In the entries that follow, count each line containing "plus" and state the total, nothing more.

## Begin Rows

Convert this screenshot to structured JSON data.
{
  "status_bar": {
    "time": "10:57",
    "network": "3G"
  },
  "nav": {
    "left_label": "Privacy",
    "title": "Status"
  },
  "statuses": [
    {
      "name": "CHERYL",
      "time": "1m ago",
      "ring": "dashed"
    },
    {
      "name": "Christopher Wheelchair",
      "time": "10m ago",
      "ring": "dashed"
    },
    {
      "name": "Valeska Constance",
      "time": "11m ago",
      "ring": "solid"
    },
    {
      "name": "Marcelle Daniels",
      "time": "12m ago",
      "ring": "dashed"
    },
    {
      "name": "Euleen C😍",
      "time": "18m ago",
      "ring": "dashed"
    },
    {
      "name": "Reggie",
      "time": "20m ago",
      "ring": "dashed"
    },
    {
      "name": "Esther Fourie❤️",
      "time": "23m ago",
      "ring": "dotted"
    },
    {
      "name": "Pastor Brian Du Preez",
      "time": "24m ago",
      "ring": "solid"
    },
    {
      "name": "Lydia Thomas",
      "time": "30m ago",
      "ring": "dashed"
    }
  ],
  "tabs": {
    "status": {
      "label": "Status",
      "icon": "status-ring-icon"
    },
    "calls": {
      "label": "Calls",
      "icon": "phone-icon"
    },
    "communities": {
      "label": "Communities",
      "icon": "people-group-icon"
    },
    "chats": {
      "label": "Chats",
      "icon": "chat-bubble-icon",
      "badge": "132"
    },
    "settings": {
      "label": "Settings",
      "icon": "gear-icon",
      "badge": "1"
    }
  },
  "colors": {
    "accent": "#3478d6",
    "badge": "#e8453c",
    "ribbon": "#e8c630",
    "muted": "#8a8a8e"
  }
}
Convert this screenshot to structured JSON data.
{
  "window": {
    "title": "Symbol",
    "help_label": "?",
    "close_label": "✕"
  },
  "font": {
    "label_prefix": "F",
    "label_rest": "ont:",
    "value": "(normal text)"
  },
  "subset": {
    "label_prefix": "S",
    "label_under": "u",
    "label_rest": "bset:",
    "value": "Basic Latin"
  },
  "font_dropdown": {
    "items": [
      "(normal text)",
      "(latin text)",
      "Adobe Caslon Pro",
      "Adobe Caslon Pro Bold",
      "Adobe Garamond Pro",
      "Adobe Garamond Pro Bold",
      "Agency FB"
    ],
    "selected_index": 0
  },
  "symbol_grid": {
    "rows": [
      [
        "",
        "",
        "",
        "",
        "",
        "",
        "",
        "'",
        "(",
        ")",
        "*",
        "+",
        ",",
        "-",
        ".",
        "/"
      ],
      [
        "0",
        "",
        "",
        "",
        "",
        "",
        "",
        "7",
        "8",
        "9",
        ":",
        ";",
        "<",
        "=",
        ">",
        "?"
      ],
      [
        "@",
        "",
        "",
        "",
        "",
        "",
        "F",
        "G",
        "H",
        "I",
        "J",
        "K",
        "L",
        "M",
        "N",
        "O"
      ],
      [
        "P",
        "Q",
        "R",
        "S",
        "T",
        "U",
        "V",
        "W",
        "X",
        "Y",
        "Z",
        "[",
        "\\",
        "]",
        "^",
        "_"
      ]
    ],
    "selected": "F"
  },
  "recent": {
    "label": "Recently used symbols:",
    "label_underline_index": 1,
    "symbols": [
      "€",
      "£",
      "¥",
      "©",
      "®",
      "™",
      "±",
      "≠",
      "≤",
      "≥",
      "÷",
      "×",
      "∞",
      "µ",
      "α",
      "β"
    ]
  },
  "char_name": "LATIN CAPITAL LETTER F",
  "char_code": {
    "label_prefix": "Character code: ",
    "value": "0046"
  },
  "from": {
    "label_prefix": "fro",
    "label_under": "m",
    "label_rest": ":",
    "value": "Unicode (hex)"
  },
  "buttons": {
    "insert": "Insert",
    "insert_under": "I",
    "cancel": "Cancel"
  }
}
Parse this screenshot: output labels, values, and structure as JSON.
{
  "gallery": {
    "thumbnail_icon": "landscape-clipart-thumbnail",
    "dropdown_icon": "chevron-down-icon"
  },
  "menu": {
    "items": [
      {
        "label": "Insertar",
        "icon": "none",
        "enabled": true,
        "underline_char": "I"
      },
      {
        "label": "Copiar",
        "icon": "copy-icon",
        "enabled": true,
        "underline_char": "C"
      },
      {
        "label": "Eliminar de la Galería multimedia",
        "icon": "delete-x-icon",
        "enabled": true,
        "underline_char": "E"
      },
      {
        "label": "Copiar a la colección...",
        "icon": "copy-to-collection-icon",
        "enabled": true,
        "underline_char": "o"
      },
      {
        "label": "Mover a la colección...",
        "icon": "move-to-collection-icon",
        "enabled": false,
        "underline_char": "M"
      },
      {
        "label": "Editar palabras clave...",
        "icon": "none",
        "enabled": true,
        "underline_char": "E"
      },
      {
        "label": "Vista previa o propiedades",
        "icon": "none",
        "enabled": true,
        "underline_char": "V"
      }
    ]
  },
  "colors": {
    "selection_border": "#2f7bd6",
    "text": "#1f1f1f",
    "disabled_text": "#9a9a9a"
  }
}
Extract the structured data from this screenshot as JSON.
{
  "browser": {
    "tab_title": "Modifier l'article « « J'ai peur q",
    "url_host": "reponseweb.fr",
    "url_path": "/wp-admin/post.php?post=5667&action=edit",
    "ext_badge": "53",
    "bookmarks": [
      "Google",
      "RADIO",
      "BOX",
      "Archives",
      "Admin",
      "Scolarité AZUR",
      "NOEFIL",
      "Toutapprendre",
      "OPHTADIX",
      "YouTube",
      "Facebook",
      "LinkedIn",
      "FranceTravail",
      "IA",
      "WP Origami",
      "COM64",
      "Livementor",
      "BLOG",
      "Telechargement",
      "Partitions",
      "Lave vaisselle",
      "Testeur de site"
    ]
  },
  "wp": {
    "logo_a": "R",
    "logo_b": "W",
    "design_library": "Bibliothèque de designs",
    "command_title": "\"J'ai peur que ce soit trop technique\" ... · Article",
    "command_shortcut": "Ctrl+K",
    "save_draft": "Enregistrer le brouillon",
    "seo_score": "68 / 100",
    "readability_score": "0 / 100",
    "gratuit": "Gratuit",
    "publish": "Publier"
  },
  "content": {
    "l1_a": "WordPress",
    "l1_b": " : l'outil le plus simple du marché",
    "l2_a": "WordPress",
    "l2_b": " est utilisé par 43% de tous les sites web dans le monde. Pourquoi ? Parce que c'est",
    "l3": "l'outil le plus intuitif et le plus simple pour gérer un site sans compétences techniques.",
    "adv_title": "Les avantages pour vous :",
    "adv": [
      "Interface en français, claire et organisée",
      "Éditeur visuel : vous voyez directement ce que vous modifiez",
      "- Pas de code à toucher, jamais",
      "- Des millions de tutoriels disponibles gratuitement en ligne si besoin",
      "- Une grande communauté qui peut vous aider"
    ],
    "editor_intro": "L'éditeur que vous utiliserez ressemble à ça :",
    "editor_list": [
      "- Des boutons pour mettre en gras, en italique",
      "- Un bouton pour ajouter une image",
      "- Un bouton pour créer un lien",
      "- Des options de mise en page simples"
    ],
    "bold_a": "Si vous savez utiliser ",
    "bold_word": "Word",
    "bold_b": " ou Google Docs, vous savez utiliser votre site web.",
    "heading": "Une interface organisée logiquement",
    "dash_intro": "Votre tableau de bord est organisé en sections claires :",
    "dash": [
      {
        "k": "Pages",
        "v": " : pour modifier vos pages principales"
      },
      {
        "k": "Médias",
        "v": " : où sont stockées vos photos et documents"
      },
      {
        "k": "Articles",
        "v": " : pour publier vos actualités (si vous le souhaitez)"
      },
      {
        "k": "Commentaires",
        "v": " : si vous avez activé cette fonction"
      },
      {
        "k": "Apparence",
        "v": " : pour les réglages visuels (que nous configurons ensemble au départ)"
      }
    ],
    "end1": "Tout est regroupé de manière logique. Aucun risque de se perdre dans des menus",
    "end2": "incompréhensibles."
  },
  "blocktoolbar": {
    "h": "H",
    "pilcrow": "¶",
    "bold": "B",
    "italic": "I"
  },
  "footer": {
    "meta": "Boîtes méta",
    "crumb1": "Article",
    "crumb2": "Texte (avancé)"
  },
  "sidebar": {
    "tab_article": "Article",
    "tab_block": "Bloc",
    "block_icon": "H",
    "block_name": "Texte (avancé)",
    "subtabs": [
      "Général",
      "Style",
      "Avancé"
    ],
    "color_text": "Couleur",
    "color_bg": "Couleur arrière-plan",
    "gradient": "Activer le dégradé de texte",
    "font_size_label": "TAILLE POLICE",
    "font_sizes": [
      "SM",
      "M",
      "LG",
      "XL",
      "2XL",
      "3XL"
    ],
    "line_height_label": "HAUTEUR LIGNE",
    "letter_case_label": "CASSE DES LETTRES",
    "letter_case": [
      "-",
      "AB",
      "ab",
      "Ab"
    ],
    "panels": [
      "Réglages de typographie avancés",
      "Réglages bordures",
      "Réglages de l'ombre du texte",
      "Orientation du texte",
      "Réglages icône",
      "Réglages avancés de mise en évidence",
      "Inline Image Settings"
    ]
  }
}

## End Rows

Complete output: 2